- Problem details -
Search the data below for the string "Level". Extract every line that contains it.

(Dataset entries on figures)
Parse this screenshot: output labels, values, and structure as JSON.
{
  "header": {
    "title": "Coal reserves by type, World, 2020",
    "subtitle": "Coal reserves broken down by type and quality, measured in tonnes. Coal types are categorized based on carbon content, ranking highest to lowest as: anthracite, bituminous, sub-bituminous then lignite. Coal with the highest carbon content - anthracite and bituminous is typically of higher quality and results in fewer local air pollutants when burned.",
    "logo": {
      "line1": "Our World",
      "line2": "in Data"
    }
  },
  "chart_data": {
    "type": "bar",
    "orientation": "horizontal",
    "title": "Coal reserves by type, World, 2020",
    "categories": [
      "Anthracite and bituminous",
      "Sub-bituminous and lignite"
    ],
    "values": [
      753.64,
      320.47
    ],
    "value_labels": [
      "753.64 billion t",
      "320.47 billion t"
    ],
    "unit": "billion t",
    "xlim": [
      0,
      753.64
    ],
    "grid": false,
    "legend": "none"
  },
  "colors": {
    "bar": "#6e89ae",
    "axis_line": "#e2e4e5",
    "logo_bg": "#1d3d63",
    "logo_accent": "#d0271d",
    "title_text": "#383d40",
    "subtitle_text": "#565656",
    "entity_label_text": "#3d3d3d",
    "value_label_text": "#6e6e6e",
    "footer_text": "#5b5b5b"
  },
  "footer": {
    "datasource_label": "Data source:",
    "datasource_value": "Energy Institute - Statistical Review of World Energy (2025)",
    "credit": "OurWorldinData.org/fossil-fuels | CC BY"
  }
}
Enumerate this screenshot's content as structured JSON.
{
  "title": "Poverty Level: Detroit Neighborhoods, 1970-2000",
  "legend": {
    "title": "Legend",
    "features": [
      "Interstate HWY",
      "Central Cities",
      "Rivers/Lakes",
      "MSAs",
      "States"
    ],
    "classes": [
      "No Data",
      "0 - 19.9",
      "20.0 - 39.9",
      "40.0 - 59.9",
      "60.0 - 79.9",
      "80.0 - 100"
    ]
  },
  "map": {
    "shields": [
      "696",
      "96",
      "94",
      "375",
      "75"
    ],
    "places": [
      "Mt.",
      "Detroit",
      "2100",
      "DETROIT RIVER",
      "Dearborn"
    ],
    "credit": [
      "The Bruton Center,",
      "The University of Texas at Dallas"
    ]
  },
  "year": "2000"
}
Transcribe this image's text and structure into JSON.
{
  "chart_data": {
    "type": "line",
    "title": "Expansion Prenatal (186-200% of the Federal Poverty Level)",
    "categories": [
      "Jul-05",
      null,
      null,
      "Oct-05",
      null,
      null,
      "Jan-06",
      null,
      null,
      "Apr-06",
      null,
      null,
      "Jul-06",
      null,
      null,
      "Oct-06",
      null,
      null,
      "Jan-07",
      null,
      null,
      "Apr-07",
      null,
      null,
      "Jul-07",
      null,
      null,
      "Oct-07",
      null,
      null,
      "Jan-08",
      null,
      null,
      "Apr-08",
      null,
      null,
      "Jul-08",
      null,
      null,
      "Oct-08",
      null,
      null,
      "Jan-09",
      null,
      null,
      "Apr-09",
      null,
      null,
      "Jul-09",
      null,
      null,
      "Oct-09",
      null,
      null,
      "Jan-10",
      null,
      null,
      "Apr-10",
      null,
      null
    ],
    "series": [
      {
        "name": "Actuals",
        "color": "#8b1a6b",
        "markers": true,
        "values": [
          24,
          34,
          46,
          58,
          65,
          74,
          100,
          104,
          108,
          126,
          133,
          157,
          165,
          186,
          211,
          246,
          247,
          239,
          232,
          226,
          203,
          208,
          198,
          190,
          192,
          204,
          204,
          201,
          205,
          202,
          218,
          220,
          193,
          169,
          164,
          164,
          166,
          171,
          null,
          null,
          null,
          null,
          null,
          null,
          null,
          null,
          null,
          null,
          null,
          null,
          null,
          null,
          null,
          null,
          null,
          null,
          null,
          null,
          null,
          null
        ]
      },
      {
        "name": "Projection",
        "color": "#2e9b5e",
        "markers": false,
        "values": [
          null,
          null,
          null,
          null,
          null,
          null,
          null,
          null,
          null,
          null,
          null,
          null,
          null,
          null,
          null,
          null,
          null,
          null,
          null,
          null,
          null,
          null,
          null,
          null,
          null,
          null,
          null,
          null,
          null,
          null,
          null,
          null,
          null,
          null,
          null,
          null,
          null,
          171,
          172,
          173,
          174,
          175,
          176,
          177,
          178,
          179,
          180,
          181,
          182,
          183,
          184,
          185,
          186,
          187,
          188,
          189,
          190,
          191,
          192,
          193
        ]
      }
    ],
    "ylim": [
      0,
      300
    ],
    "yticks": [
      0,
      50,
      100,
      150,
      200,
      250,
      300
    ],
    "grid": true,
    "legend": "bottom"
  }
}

- Response to this exercise -
  "title": "Poverty Level: Detroit Neighborhoods, 1970-2000",
    "title": "Expansion Prenatal (186-200% of the Federal Poverty Level)",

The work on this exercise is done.